The 7th district contains all of Flagler, St Johns and Putnam Counties, and the northernmost parts of Volusia County, including Pierson and most of Ormond Beach. The incumbent was Republican Travis Hutson, who was re-elected unopposed in 2022. Hutson was term-limited. State representative Tom Leek won the open seat.

===Republican primary===
====Candidates====
=====Nominee=====
- Tom Leek, state representative

=====Eliminated in primary=====
- Gerry James, financial advisor and candidate for this district in 2022
- David Shoar, former St. Johns County sheriff (2004–2020)

+ + + + + + +

EXERCISES:
1. In the district passage, who was the incumbent before the seat opened?
2. Rewrite part of the district passage, beginning at the words "The 7th district" and stopping after "County sheriff (2004–2020)", with "financial advisor" changed to "investment advisor".
The data that follows has nothing to do with the district passage.

+ + + + + + +

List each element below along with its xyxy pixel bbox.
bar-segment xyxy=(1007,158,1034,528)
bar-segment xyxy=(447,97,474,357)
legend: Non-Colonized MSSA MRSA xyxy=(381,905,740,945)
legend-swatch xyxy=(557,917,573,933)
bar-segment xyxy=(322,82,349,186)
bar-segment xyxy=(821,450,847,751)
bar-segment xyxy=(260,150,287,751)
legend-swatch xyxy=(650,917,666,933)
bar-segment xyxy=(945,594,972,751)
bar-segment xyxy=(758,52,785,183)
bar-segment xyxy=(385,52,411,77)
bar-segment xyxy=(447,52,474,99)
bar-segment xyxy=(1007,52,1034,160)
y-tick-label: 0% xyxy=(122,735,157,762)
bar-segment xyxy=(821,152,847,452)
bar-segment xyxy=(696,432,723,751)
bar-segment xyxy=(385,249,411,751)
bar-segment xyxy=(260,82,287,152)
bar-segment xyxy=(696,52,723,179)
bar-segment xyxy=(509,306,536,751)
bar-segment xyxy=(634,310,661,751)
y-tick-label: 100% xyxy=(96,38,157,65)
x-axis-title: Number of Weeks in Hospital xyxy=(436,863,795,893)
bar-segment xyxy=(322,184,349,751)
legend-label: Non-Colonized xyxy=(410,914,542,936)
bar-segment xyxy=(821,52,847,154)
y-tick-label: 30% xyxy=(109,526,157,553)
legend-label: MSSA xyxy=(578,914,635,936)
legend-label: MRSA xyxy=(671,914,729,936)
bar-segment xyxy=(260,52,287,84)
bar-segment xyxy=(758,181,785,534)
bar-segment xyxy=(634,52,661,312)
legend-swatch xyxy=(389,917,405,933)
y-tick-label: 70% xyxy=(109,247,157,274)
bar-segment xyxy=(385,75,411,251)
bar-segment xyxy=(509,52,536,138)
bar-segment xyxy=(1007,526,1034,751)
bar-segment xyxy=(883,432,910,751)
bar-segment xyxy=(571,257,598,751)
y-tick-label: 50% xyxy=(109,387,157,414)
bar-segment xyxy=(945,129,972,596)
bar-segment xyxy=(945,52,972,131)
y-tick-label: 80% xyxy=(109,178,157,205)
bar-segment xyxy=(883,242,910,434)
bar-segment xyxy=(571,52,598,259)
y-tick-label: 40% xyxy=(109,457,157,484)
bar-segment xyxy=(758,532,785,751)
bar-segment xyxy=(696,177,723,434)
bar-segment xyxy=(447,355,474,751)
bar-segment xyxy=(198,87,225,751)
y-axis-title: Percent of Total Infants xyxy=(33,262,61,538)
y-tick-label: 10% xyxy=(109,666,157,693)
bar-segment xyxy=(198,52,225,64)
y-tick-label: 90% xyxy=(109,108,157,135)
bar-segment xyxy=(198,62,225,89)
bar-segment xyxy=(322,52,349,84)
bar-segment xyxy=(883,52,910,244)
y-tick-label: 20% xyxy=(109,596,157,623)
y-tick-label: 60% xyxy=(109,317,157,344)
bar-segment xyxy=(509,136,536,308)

+ + + + + + +

EXPECTED OUTPUTS:
1. Republican Travis Hutson

2.
The 7th district contains all of Flagler, St Johns and Putnam Counties, and the northernmost parts of Volusia County, including Pierson and most of Ormond Beach. The incumbent was Republican Travis Hutson, who was re-elected unopposed in 2022. Hutson was term-limited. State representative Tom Leek won the open seat.

===Republican primary===
====Candidates====
=====Nominee=====
- Tom Leek, state representative

=====Eliminated in primary=====
- Gerry James, investment advisor and candidate for this district in 2022
- David Shoar, former St. Johns County sheriff (2004–2020)